Collected data:
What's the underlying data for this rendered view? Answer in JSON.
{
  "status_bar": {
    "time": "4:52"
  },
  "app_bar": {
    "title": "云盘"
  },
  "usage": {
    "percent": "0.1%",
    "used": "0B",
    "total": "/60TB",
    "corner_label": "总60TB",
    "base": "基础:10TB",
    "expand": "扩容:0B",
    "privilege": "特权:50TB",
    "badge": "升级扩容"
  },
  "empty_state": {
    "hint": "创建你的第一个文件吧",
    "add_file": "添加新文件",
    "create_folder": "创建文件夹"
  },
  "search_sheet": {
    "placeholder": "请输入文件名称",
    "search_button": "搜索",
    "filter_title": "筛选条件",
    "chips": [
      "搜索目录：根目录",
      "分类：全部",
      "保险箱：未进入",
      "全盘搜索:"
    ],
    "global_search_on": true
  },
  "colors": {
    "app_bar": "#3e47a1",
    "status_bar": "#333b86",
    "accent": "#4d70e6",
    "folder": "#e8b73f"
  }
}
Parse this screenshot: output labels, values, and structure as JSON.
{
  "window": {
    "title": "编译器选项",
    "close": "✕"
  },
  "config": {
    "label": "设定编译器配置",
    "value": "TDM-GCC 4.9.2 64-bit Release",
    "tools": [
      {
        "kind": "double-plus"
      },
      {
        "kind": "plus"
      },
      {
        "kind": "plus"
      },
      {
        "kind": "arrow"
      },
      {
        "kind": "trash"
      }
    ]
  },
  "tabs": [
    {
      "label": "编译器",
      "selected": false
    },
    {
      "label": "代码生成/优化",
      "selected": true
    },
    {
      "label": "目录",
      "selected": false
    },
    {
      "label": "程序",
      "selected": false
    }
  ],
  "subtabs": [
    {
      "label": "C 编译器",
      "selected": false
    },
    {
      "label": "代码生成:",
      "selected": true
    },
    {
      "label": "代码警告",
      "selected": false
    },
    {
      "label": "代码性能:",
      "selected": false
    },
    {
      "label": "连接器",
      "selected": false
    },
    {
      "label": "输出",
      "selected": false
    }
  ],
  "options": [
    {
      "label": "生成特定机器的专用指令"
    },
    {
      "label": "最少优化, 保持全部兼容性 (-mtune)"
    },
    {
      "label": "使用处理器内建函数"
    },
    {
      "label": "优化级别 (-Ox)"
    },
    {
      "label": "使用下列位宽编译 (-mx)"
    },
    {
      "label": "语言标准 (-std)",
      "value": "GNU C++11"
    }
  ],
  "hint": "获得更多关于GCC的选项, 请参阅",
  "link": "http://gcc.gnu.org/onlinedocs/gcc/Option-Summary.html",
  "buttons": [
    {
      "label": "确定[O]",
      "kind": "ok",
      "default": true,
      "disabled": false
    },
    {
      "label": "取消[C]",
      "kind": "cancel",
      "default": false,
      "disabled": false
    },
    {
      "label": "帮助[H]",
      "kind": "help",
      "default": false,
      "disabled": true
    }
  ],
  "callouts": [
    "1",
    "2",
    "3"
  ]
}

### EXERCISE DETAILS
Using the data above, repeat every line exactly.

### FINAL RESULT
What's the underlying data for this rendered view? Answer in JSON.
{
  "status_bar": {
    "time": "4:52"
  },
  "app_bar": {
    "title": "云盘"
  },
  "usage": {
    "percent": "0.1%",
    "used": "0B",
    "total": "/60TB",
    "corner_label": "总60TB",
    "base": "基础:10TB",
    "expand": "扩容:0B",
    "privilege": "特权:50TB",
    "badge": "升级扩容"
  },
  "empty_state": {
    "hint": "创建你的第一个文件吧",
    "add_file": "添加新文件",
    "create_folder": "创建文件夹"
  },
  "search_sheet": {
    "placeholder": "请输入文件名称",
    "search_button": "搜索",
    "filter_title": "筛选条件",
    "chips": [
      "搜索目录：根目录",
      "分类：全部",
      "保险箱：未进入",
      "全盘搜索:"
    ],
    "global_search_on": true
  },
  "colors": {
    "app_bar": "#3e47a1",
    "status_bar": "#333b86",
    "accent": "#4d70e6",
    "folder": "#e8b73f"
  }
}
Parse this screenshot: output labels, values, and structure as JSON.
{
  "window": {
    "title": "编译器选项",
    "close": "✕"
  },
  "config": {
    "label": "设定编译器配置",
    "value": "TDM-GCC 4.9.2 64-bit Release",
    "tools": [
      {
        "kind": "double-plus"
      },
      {
        "kind": "plus"
      },
      {
        "kind": "plus"
      },
      {
        "kind": "arrow"
      },
      {
        "kind": "trash"
      }
    ]
  },
  "tabs": [
    {
      "label": "编译器",
      "selected": false
    },
    {
      "label": "代码生成/优化",
      "selected": true
    },
    {
      "label": "目录",
      "selected": false
    },
    {
      "label": "程序",
      "selected": false
    }
  ],
  "subtabs": [
    {
      "label": "C 编译器",
      "selected": false
    },
    {
      "label": "代码生成:",
      "selected": true
    },
    {
      "label": "代码警告",
      "selected": false
    },
    {
      "label": "代码性能:",
      "selected": false
    },
    {
      "label": "连接器",
      "selected": false
    },
    {
      "label": "输出",
      "selected": false
    }
  ],
  "options": [
    {
      "label": "生成特定机器的专用指令"
    },
    {
      "label": "最少优化, 保持全部兼容性 (-mtune)"
    },
    {
      "label": "使用处理器内建函数"
    },
    {
      "label": "优化级别 (-Ox)"
    },
    {
      "label": "使用下列位宽编译 (-mx)"
    },
    {
      "label": "语言标准 (-std)",
      "value": "GNU C++11"
    }
  ],
  "hint": "获得更多关于GCC的选项, 请参阅",
  "link": "http://gcc.gnu.org/onlinedocs/gcc/Option-Summary.html",
  "buttons": [
    {
      "label": "确定[O]",
      "kind": "ok",
      "default": true,
      "disabled": false
    },
    {
      "label": "取消[C]",
      "kind": "cancel",
      "default": false,
      "disabled": false
    },
    {
      "label": "帮助[H]",
      "kind": "help",
      "default": false,
      "disabled": true
    }
  ],
  "callouts": [
    "1",
    "2",
    "3"
  ]
}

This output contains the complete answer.